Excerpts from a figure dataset
________________
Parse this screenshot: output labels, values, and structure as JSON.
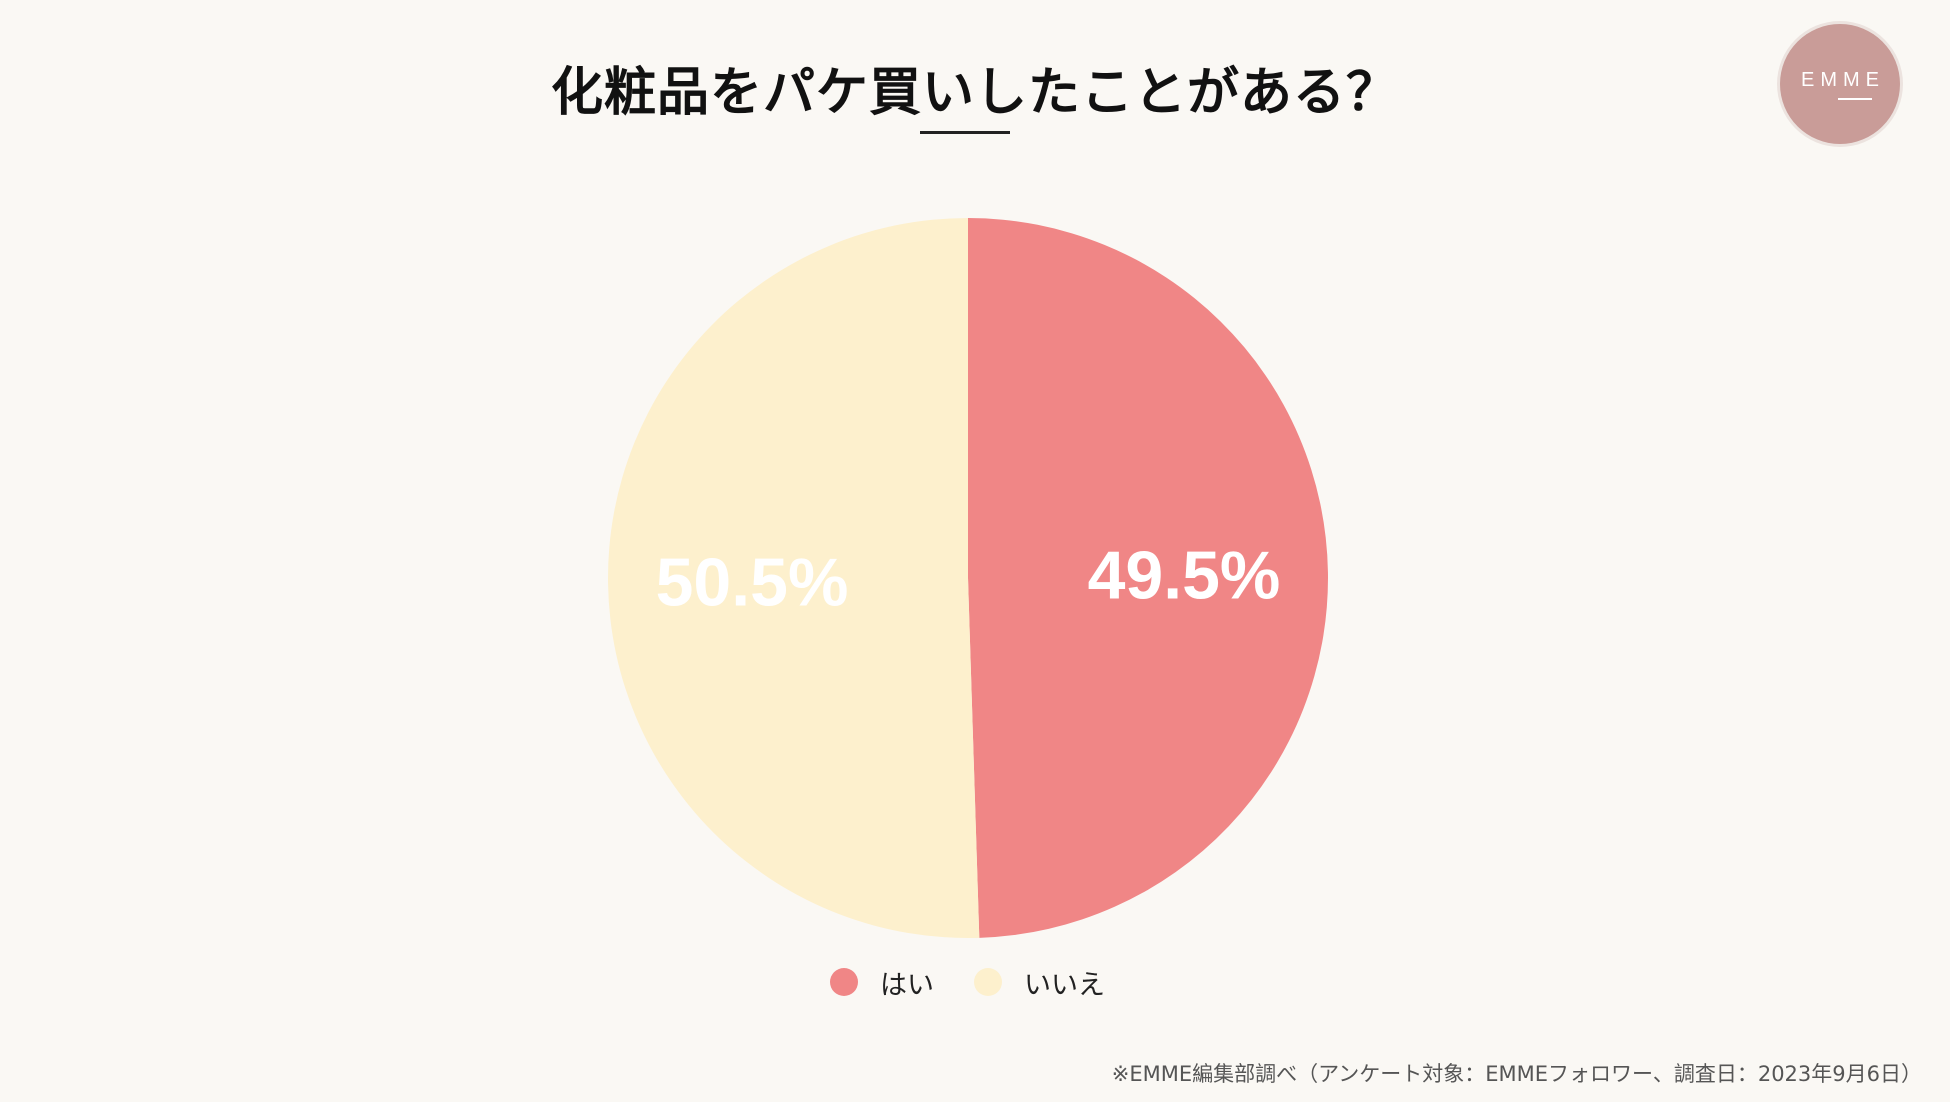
{
  "title": "化粧品をパケ買いしたことがある？",
  "logo": {
    "text": "EMME",
    "color": "#c99c98"
  },
  "chart_data": {
    "type": "pie",
    "categories": [
      "はい",
      "いいえ"
    ],
    "values": [
      49.5,
      50.5
    ],
    "labels": [
      "49.5%",
      "50.5%"
    ],
    "colors": [
      "#f08686",
      "#fdf0cd"
    ],
    "start_angle_deg": 0,
    "direction": "clockwise",
    "legend_position": "bottom"
  },
  "legend": [
    {
      "label": "はい",
      "color": "#f08686"
    },
    {
      "label": "いいえ",
      "color": "#fdf0cd"
    }
  ],
  "footnote": "※EMME編集部調べ（アンケート対象：EMMEフォロワー、調査日：2023年9月6日）"
}
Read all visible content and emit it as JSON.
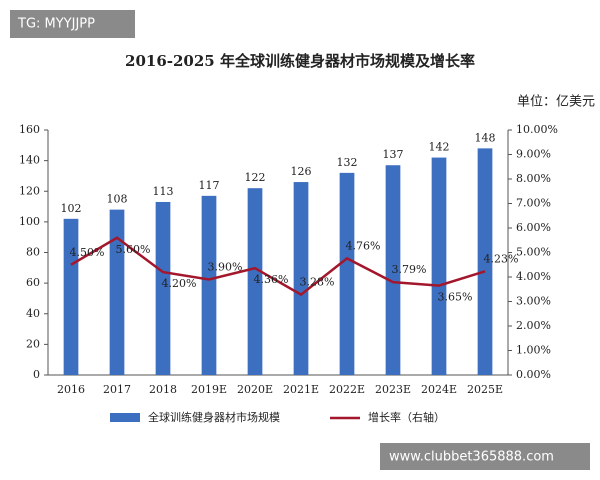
{
  "chart_data": {
    "type": "bar-line",
    "title": "2016-2025 年全球训练健身器材市场规模及增长率",
    "y_label": "单位：亿美元",
    "annotations": [
      "TG: MYYJJPP",
      "www.clubbet365888.com"
    ],
    "categories": [
      "2016",
      "2017",
      "2018",
      "2019E",
      "2020E",
      "2021E",
      "2022E",
      "2023E",
      "2024E",
      "2025E"
    ],
    "series": [
      {
        "name": "全球训练健身器材市场规模",
        "type": "bar",
        "color": "#3d6fc1",
        "values": [
          102,
          108,
          113,
          117,
          122,
          126,
          132,
          137,
          142,
          148
        ]
      },
      {
        "name": "增长率（右轴）",
        "type": "line",
        "axis": "y2",
        "color": "#a3172c",
        "values": [
          4.5,
          5.6,
          4.2,
          3.9,
          4.36,
          3.28,
          4.76,
          3.79,
          3.65,
          4.23
        ],
        "value_labels": [
          "4.50%",
          "5.60%",
          "4.20%",
          "3.90%",
          "4.36%",
          "3.28%",
          "4.76%",
          "3.79%",
          "3.65%",
          "4.23%"
        ]
      }
    ],
    "ylim": [
      0,
      160
    ],
    "yticks": [
      0,
      20,
      40,
      60,
      80,
      100,
      120,
      140,
      160
    ],
    "y2lim": [
      0,
      10
    ],
    "y2ticks": [
      {
        "value": 0,
        "label": "0.00%"
      },
      {
        "value": 1,
        "label": "1.00%"
      },
      {
        "value": 2,
        "label": "2.00%"
      },
      {
        "value": 3,
        "label": "3.00%"
      },
      {
        "value": 4,
        "label": "4.00%"
      },
      {
        "value": 5,
        "label": "5.00%"
      },
      {
        "value": 6,
        "label": "6.00%"
      },
      {
        "value": 7,
        "label": "7.00%"
      },
      {
        "value": 8,
        "label": "8.00%"
      },
      {
        "value": 9,
        "label": "9.00%"
      },
      {
        "value": 10,
        "label": "10.00%"
      }
    ],
    "legend": "bottom"
  }
}
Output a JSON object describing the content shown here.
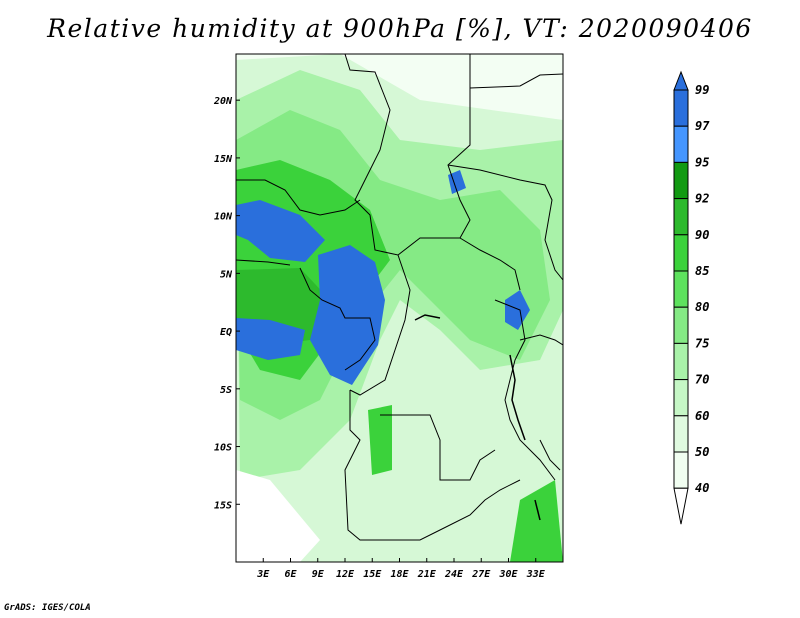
{
  "title": "Relative humidity at 900hPa [%], VT: 2020090406",
  "footer": "GrADS: IGES/COLA",
  "map": {
    "lon_range": [
      0,
      36
    ],
    "lat_range": [
      -20,
      24
    ],
    "x_tick_labels": [
      "3E",
      "6E",
      "9E",
      "12E",
      "15E",
      "18E",
      "21E",
      "24E",
      "27E",
      "30E",
      "33E"
    ],
    "y_tick_labels": [
      "20N",
      "15N",
      "10N",
      "5N",
      "EQ",
      "5S",
      "10S",
      "15S"
    ]
  },
  "colorbar": {
    "levels": [
      "99",
      "97",
      "95",
      "92",
      "90",
      "85",
      "80",
      "75",
      "70",
      "60",
      "50",
      "40"
    ],
    "colors": [
      "#2a6fdc",
      "#2a6fdc",
      "#4596ff",
      "#129a12",
      "#2dba2d",
      "#3bd23b",
      "#5ee25e",
      "#85ea85",
      "#a9f2a9",
      "#c6f7c6",
      "#e0fae0",
      "#f1fef1",
      "#ffffff"
    ]
  }
}
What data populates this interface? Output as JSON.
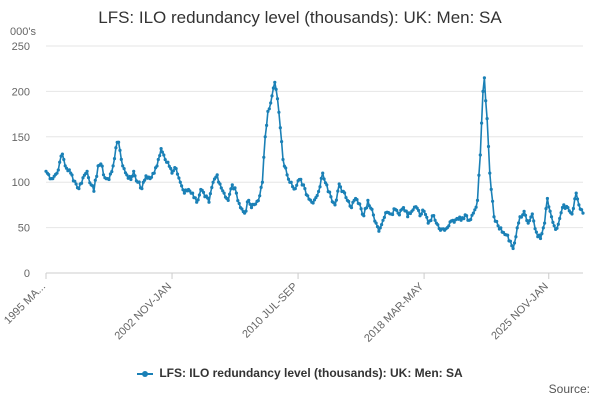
{
  "chart_data": {
    "type": "line",
    "title": "LFS: ILO redundancy level (thousands): UK: Men: SA",
    "ylabel": "000's",
    "xlabel": "",
    "ylim": [
      0,
      250
    ],
    "y_ticks": [
      0,
      50,
      100,
      150,
      200,
      250
    ],
    "x_tick_labels": [
      "1995 MA...",
      "2002 NOV-JAN",
      "2010 JUL-SEP",
      "2018 MAR-MAY",
      "2025 NOV-JAN"
    ],
    "x_tick_index": [
      0,
      92,
      184,
      276,
      367
    ],
    "legend_position": "bottom",
    "series_color": "#1a80b6",
    "source_label": "Source:",
    "series": [
      {
        "name": "LFS: ILO redundancy level (thousands): UK: Men: SA",
        "keypoints": [
          [
            0,
            112
          ],
          [
            4,
            104
          ],
          [
            8,
            110
          ],
          [
            10,
            122
          ],
          [
            12,
            131
          ],
          [
            14,
            118
          ],
          [
            18,
            110
          ],
          [
            22,
            98
          ],
          [
            24,
            93
          ],
          [
            27,
            105
          ],
          [
            30,
            112
          ],
          [
            33,
            97
          ],
          [
            35,
            90
          ],
          [
            38,
            118
          ],
          [
            40,
            120
          ],
          [
            43,
            105
          ],
          [
            46,
            103
          ],
          [
            49,
            118
          ],
          [
            51,
            138
          ],
          [
            53,
            144
          ],
          [
            56,
            118
          ],
          [
            59,
            108
          ],
          [
            62,
            103
          ],
          [
            64,
            112
          ],
          [
            67,
            100
          ],
          [
            70,
            93
          ],
          [
            73,
            107
          ],
          [
            76,
            104
          ],
          [
            79,
            110
          ],
          [
            82,
            125
          ],
          [
            84,
            137
          ],
          [
            86,
            130
          ],
          [
            89,
            122
          ],
          [
            92,
            110
          ],
          [
            95,
            115
          ],
          [
            98,
            100
          ],
          [
            101,
            88
          ],
          [
            104,
            92
          ],
          [
            107,
            88
          ],
          [
            110,
            78
          ],
          [
            113,
            92
          ],
          [
            116,
            84
          ],
          [
            119,
            78
          ],
          [
            122,
            100
          ],
          [
            125,
            108
          ],
          [
            127,
            98
          ],
          [
            130,
            88
          ],
          [
            133,
            80
          ],
          [
            136,
            97
          ],
          [
            139,
            88
          ],
          [
            142,
            72
          ],
          [
            145,
            66
          ],
          [
            148,
            80
          ],
          [
            150,
            72
          ],
          [
            153,
            76
          ],
          [
            156,
            85
          ],
          [
            158,
            100
          ],
          [
            160,
            150
          ],
          [
            162,
            178
          ],
          [
            165,
            195
          ],
          [
            167,
            210
          ],
          [
            169,
            192
          ],
          [
            171,
            160
          ],
          [
            173,
            125
          ],
          [
            176,
            108
          ],
          [
            179,
            100
          ],
          [
            182,
            93
          ],
          [
            185,
            103
          ],
          [
            188,
            97
          ],
          [
            191,
            85
          ],
          [
            194,
            78
          ],
          [
            197,
            83
          ],
          [
            200,
            95
          ],
          [
            202,
            110
          ],
          [
            205,
            97
          ],
          [
            208,
            84
          ],
          [
            211,
            75
          ],
          [
            214,
            98
          ],
          [
            217,
            90
          ],
          [
            220,
            80
          ],
          [
            223,
            72
          ],
          [
            226,
            82
          ],
          [
            229,
            76
          ],
          [
            232,
            63
          ],
          [
            235,
            80
          ],
          [
            238,
            70
          ],
          [
            241,
            55
          ],
          [
            243,
            46
          ],
          [
            246,
            58
          ],
          [
            249,
            67
          ],
          [
            252,
            65
          ],
          [
            255,
            70
          ],
          [
            258,
            64
          ],
          [
            261,
            72
          ],
          [
            264,
            62
          ],
          [
            267,
            68
          ],
          [
            270,
            73
          ],
          [
            273,
            63
          ],
          [
            276,
            68
          ],
          [
            279,
            55
          ],
          [
            282,
            63
          ],
          [
            285,
            55
          ],
          [
            288,
            47
          ],
          [
            291,
            47
          ],
          [
            294,
            52
          ],
          [
            297,
            58
          ],
          [
            300,
            60
          ],
          [
            303,
            58
          ],
          [
            306,
            64
          ],
          [
            309,
            58
          ],
          [
            312,
            66
          ],
          [
            315,
            80
          ],
          [
            317,
            130
          ],
          [
            319,
            200
          ],
          [
            320,
            215
          ],
          [
            322,
            170
          ],
          [
            324,
            110
          ],
          [
            327,
            62
          ],
          [
            330,
            52
          ],
          [
            333,
            45
          ],
          [
            336,
            42
          ],
          [
            339,
            35
          ],
          [
            341,
            27
          ],
          [
            343,
            40
          ],
          [
            346,
            62
          ],
          [
            349,
            68
          ],
          [
            352,
            55
          ],
          [
            355,
            65
          ],
          [
            358,
            45
          ],
          [
            361,
            38
          ],
          [
            364,
            55
          ],
          [
            366,
            82
          ],
          [
            369,
            62
          ],
          [
            372,
            48
          ],
          [
            375,
            60
          ],
          [
            378,
            75
          ],
          [
            381,
            72
          ],
          [
            384,
            65
          ],
          [
            387,
            88
          ],
          [
            389,
            75
          ],
          [
            392,
            66
          ]
        ]
      }
    ]
  }
}
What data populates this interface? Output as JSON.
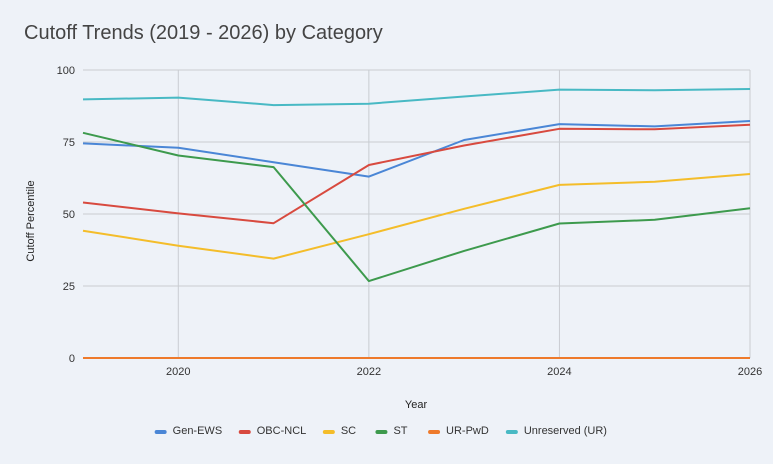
{
  "chart_data": {
    "type": "line",
    "title": "Cutoff Trends (2019 - 2026) by Category",
    "xlabel": "Year",
    "ylabel": "Cutoff Percentile",
    "x": [
      2019,
      2020,
      2021,
      2022,
      2023,
      2024,
      2025,
      2026
    ],
    "xlim": [
      2019,
      2026
    ],
    "ylim": [
      0,
      100
    ],
    "x_ticks": [
      "2020",
      "2022",
      "2024",
      "2026"
    ],
    "y_ticks": [
      "0",
      "25",
      "50",
      "75",
      "100"
    ],
    "legend_position": "bottom",
    "grid": true,
    "series": [
      {
        "name": "Gen-EWS",
        "color": "#4a86d6",
        "values": [
          74.5,
          73,
          68,
          63,
          75.7,
          81.2,
          80.4,
          82.3
        ]
      },
      {
        "name": "OBC-NCL",
        "color": "#d84a3f",
        "values": [
          54,
          50.2,
          46.8,
          67,
          73.8,
          79.6,
          79.4,
          81
        ]
      },
      {
        "name": "SC",
        "color": "#f4bd2a",
        "values": [
          44.2,
          39,
          34.5,
          43,
          51.8,
          60.1,
          61.2,
          63.9
        ]
      },
      {
        "name": "ST",
        "color": "#3d9a4d",
        "values": [
          78.2,
          70.3,
          66.3,
          26.7,
          37.2,
          46.7,
          48,
          52
        ]
      },
      {
        "name": "UR-PwD",
        "color": "#ee7a2b",
        "values": [
          0,
          0,
          0,
          0,
          0,
          0,
          0,
          0
        ]
      },
      {
        "name": "Unreserved (UR)",
        "color": "#48b9c4",
        "values": [
          89.8,
          90.4,
          87.8,
          88.3,
          90.8,
          93.2,
          93,
          93.4
        ]
      }
    ]
  }
}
________________
DO THIS
Each line in the data that holds the string "Cutoff" should be found and copied.

TASK SOLUTION
    "title": "Cutoff Trends (2019 - 2026) by Category",
    "ylabel": "Cutoff Percentile",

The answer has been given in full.